§ EXERCISE PROMPT
Scan the records and identify every line in which the string "frac" occurs, then return those lines.
# start of RECORD EXCERPTS
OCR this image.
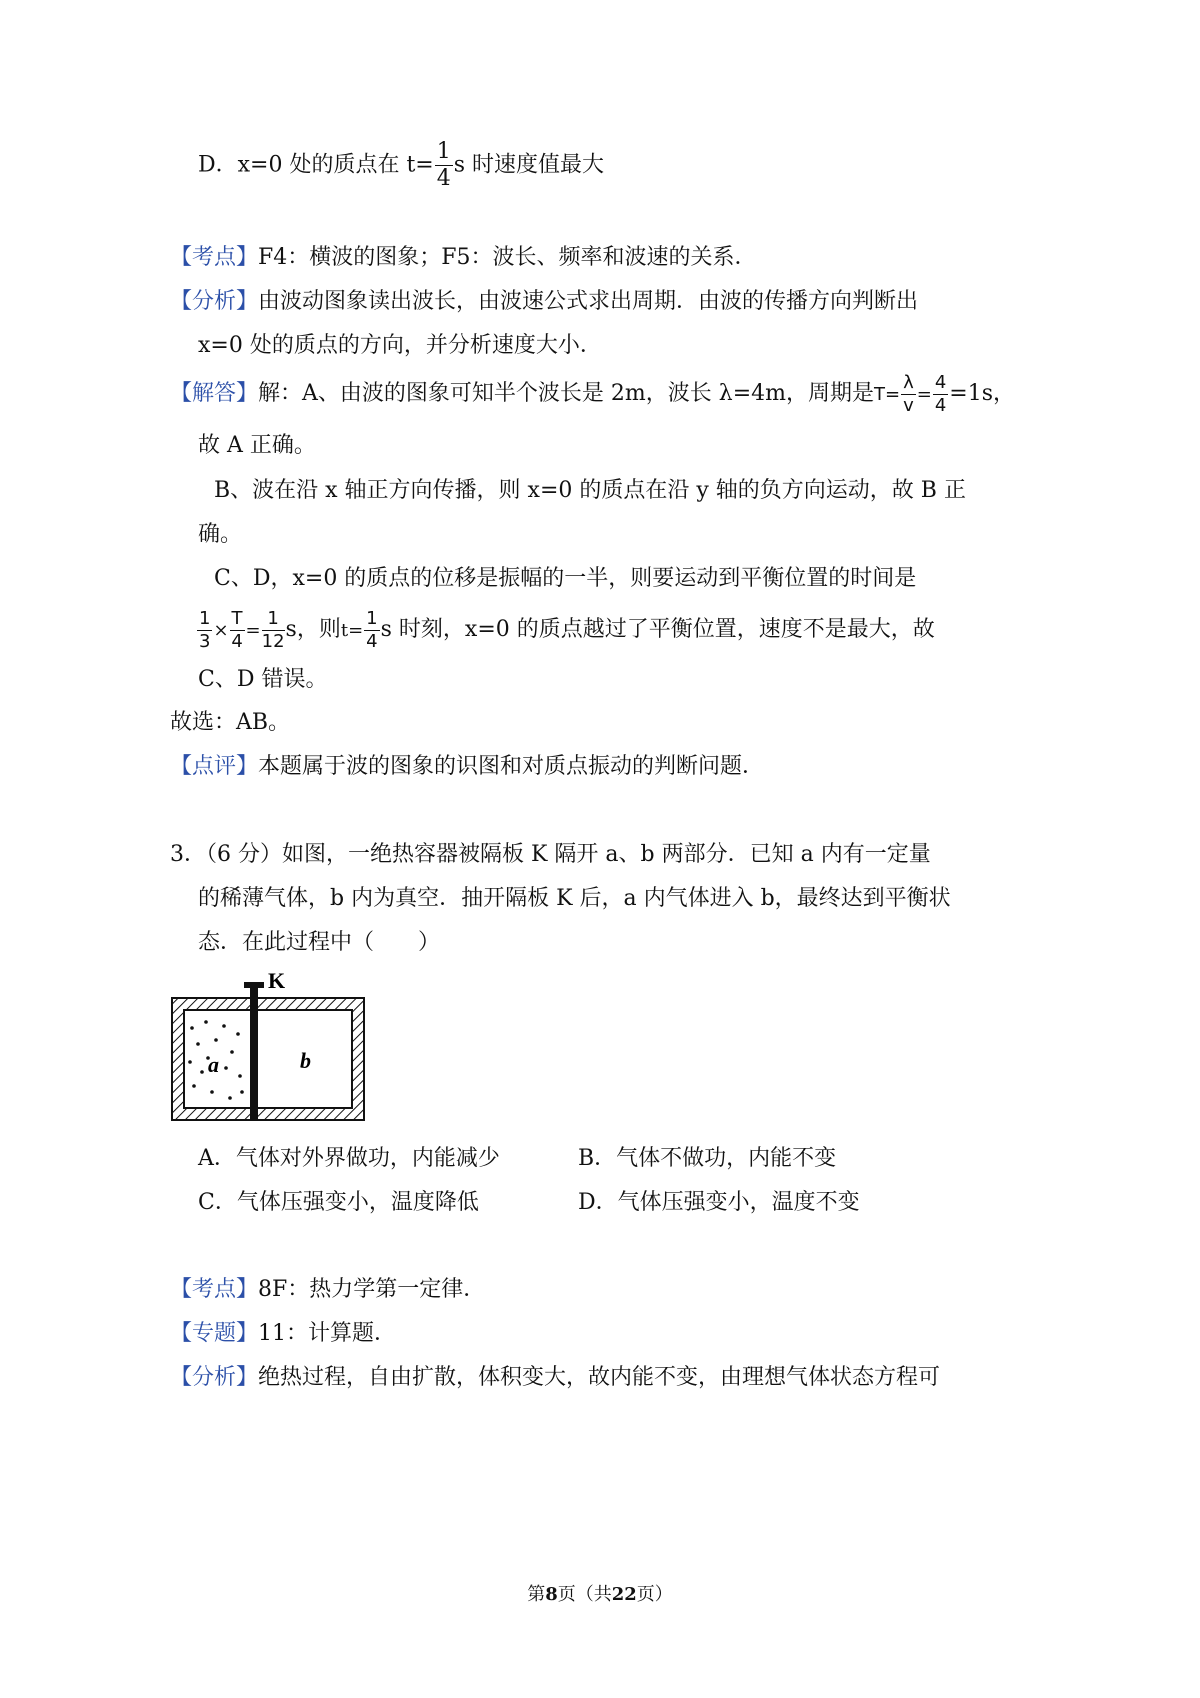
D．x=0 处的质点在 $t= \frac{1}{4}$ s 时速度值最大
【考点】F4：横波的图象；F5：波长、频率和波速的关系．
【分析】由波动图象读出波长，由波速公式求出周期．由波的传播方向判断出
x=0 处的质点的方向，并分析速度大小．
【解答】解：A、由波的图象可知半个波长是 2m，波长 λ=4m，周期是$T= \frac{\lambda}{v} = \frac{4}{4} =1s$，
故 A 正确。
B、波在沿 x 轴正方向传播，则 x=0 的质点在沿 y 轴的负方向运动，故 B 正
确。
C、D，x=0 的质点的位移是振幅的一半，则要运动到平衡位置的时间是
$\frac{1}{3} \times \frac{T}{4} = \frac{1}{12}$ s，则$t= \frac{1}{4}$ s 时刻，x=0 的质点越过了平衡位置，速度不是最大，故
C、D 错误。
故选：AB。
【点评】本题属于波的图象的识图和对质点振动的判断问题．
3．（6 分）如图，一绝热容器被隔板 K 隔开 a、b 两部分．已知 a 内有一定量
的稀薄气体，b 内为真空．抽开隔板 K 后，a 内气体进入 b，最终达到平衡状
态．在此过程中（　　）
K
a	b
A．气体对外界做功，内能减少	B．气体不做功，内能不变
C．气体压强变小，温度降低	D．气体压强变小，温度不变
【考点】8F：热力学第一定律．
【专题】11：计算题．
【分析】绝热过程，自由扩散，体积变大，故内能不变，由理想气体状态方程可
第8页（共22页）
# end of RECORD EXCERPTS
# start of RECORD EXCERPTS
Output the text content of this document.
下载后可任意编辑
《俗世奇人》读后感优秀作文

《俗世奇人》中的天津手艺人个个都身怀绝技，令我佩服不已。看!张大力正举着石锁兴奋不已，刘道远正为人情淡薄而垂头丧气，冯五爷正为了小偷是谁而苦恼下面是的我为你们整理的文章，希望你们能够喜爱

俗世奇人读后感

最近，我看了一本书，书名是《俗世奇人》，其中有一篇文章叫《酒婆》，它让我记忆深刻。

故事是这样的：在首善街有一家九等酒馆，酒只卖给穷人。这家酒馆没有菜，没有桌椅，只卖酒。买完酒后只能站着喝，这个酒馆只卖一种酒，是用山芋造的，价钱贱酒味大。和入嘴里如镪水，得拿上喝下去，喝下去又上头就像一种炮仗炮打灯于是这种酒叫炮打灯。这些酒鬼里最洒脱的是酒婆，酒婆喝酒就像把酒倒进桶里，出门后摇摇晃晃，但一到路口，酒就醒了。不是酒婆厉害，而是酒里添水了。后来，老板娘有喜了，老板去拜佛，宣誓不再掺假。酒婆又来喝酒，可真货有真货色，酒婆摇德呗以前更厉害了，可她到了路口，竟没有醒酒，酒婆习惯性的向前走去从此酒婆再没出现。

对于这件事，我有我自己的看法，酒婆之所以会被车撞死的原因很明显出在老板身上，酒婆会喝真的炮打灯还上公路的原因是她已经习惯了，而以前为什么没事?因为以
# end of RECORD EXCERPTS
§ THE ANSWER
D．x=0 处的质点在 $t= \frac{1}{4}$ s 时速度值最大
【解答】解：A、由波的图象可知半个波长是 2m，波长 λ=4m，周期是$T= \frac{\lambda}{v} = \frac{4}{4} =1s$，
$\frac{1}{3} \times \frac{T}{4} = \frac{1}{12}$ s，则$t= \frac{1}{4}$ s 时刻，x=0 的质点越过了平衡位置，速度不是最大，故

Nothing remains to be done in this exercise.